▶ _AVAILABLE RECORDS_
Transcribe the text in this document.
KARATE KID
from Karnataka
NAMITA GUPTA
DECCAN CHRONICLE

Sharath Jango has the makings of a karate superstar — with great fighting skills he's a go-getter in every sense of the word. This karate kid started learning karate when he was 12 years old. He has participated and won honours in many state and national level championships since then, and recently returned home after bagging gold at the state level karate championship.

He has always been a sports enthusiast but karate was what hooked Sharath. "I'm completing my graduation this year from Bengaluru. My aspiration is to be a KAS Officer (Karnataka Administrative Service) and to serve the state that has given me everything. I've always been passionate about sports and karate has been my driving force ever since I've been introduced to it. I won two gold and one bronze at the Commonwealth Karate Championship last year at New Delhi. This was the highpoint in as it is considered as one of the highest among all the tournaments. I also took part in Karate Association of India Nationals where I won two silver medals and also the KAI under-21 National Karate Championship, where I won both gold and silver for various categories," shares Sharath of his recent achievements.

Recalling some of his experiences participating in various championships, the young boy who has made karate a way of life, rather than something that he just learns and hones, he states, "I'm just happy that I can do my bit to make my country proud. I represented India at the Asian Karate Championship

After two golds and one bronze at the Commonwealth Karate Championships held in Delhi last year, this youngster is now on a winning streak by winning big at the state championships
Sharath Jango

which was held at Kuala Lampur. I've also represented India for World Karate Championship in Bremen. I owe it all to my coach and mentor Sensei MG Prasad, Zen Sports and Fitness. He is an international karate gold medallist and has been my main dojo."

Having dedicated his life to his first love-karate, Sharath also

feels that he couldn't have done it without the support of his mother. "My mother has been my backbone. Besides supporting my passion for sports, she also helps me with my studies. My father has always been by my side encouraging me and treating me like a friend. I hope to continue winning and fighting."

▶ _PROBLEM STATEMENT_
Reproduce each record shown above without altering a single word.

▶ _EXERCISE SOLUTION_
Transcribe the text in this document.
KARATE KID
from Karnataka
NAMITA GUPTA
DECCAN CHRONICLE

Sharath Jango has the makings of a karate superstar — with great fighting skills he's a go-getter in every sense of the word. This karate kid started learning karate when he was 12 years old. He has participated and won honours in many state and national level championships since then, and recently returned home after bagging gold at the state level karate championship.

He has always been a sports enthusiast but karate was what hooked Sharath. "I'm completing my graduation this year from Bengaluru. My aspiration is to be a KAS Officer (Karnataka Administrative Service) and to serve the state that has given me everything. I've always been passionate about sports and karate has been my driving force ever since I've been introduced to it. I won two gold and one bronze at the Commonwealth Karate Championship last year at New Delhi. This was the highpoint in as it is considered as one of the highest among all the tournaments. I also took part in Karate Association of India Nationals where I won two silver medals and also the KAI under-21 National Karate Championship, where I won both gold and silver for various categories," shares Sharath of his recent achievements.

Recalling some of his experiences participating in various championships, the young boy who has made karate a way of life, rather than something that he just learns and hones, he states, "I'm just happy that I can do my bit to make my country proud. I represented India at the Asian Karate Championship

After two golds and one bronze at the Commonwealth Karate Championships held in Delhi last year, this youngster is now on a winning streak by winning big at the state championships
Sharath Jango

which was held at Kuala Lampur. I've also represented India for World Karate Championship in Bremen. I owe it all to my coach and mentor Sensei MG Prasad, Zen Sports and Fitness. He is an international karate gold medallist and has been my main dojo."

Having dedicated his life to his first love-karate, Sharath also

feels that he couldn't have done it without the support of his mother. "My mother has been my backbone. Besides supporting my passion for sports, she also helps me with my studies. My father has always been by my side encouraging me and treating me like a friend. I hope to continue winning and fighting."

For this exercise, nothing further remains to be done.